(Source records)

<<<<

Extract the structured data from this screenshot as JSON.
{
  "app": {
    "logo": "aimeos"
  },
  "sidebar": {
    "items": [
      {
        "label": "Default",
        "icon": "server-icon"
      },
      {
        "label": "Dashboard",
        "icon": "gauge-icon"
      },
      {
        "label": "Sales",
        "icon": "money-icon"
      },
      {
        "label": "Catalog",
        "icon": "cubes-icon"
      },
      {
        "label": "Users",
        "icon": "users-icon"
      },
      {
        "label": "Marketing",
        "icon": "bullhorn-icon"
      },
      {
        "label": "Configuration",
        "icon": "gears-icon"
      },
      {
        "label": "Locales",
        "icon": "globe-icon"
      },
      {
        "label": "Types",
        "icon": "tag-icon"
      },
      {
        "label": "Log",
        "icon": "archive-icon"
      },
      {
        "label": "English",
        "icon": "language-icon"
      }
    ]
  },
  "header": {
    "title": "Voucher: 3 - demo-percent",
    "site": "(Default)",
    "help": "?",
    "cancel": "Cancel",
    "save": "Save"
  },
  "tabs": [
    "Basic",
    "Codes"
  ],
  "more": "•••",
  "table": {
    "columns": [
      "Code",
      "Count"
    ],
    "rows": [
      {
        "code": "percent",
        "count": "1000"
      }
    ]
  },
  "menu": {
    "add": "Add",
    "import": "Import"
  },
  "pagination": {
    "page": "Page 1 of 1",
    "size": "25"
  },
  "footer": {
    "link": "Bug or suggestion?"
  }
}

>>>>

Reproduce each line verbatim.

Extract the structured data from this screenshot as JSON.
{
  "app": {
    "logo": "aimeos"
  },
  "sidebar": {
    "items": [
      {
        "label": "Default",
        "icon": "server-icon"
      },
      {
        "label": "Dashboard",
        "icon": "gauge-icon"
      },
      {
        "label": "Sales",
        "icon": "money-icon"
      },
      {
        "label": "Catalog",
        "icon": "cubes-icon"
      },
      {
        "label": "Users",
        "icon": "users-icon"
      },
      {
        "label": "Marketing",
        "icon": "bullhorn-icon"
      },
      {
        "label": "Configuration",
        "icon": "gears-icon"
      },
      {
        "label": "Locales",
        "icon": "globe-icon"
      },
      {
        "label": "Types",
        "icon": "tag-icon"
      },
      {
        "label": "Log",
        "icon": "archive-icon"
      },
      {
        "label": "English",
        "icon": "language-icon"
      }
    ]
  },
  "header": {
    "title": "Voucher: 3 - demo-percent",
    "site": "(Default)",
    "help": "?",
    "cancel": "Cancel",
    "save": "Save"
  },
  "tabs": [
    "Basic",
    "Codes"
  ],
  "more": "•••",
  "table": {
    "columns": [
      "Code",
      "Count"
    ],
    "rows": [
      {
        "code": "percent",
        "count": "1000"
      }
    ]
  },
  "menu": {
    "add": "Add",
    "import": "Import"
  },
  "pagination": {
    "page": "Page 1 of 1",
    "size": "25"
  },
  "footer": {
    "link": "Bug or suggestion?"
  }
}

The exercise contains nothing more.